[TASK DETAILS] Where a line contains the string "Jatinegara", copy that line.

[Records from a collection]
"""

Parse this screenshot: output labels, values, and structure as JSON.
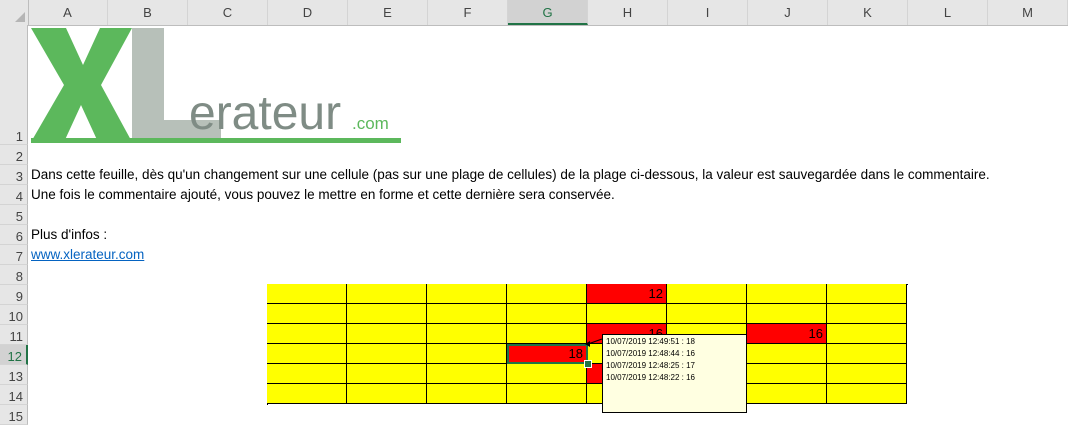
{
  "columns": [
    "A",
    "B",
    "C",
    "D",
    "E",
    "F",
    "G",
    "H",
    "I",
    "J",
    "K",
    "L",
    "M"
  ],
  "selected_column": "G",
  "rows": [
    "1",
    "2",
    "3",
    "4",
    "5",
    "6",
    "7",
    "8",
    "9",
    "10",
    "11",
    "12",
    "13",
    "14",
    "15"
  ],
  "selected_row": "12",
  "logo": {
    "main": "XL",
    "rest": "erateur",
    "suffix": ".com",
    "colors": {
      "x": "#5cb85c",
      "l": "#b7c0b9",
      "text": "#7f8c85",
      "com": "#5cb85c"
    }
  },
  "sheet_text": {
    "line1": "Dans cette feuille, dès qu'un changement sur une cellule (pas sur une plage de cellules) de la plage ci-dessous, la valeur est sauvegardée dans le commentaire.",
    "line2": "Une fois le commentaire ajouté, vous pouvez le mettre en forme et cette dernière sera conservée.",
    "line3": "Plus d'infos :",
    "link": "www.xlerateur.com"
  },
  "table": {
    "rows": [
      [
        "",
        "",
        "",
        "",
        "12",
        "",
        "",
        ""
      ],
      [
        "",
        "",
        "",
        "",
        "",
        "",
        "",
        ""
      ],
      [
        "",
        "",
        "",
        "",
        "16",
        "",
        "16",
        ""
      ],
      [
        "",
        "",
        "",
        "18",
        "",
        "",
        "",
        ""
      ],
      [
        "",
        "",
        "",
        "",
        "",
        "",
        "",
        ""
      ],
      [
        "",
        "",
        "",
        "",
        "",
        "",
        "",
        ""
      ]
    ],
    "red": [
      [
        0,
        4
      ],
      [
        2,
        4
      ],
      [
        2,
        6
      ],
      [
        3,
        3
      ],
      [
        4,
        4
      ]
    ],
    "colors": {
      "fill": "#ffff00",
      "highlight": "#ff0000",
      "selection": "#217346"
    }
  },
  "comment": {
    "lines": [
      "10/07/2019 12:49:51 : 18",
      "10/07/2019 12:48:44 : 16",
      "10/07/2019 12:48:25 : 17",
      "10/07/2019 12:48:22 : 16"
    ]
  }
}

"""
"""

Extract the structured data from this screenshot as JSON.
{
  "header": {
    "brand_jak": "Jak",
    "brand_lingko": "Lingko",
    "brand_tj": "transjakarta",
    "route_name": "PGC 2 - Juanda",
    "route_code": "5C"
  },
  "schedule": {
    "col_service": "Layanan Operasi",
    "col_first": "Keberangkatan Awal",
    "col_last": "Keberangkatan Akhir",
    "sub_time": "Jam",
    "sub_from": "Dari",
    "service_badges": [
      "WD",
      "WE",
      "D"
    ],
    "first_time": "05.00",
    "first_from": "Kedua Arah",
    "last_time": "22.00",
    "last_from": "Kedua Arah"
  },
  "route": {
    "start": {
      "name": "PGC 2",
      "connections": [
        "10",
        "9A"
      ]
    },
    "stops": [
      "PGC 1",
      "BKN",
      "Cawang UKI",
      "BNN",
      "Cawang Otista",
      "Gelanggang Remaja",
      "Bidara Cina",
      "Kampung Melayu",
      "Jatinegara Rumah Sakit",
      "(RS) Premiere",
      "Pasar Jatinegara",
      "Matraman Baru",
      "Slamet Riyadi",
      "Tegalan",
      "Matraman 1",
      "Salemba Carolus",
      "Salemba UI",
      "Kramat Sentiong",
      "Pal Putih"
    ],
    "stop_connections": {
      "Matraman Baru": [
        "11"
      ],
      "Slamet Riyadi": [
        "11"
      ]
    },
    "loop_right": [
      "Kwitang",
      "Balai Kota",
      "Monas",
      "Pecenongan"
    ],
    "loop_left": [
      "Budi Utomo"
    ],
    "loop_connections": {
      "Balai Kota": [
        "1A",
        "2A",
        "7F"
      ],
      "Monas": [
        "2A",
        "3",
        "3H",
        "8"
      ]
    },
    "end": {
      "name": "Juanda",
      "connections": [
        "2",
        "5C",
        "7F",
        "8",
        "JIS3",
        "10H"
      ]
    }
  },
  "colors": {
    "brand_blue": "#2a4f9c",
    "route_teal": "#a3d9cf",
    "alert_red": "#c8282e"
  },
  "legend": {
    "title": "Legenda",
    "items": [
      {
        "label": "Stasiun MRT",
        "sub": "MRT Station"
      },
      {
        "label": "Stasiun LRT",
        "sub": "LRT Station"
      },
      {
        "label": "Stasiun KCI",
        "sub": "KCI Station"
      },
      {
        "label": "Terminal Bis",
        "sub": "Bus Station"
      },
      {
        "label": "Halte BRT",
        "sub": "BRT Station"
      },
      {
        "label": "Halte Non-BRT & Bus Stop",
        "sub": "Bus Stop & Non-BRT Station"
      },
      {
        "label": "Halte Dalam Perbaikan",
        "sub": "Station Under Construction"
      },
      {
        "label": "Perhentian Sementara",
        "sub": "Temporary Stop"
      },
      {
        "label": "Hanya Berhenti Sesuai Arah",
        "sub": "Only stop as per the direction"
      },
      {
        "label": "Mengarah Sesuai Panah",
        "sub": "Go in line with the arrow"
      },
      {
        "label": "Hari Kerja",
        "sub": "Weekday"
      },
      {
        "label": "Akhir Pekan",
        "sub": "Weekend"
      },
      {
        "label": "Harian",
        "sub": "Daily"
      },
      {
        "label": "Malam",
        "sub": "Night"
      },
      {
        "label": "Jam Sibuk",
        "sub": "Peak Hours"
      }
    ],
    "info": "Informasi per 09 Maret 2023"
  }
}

"""

[THE REPLY]
      "Jatinegara Rumah Sakit",
      "Pasar Jatinegara",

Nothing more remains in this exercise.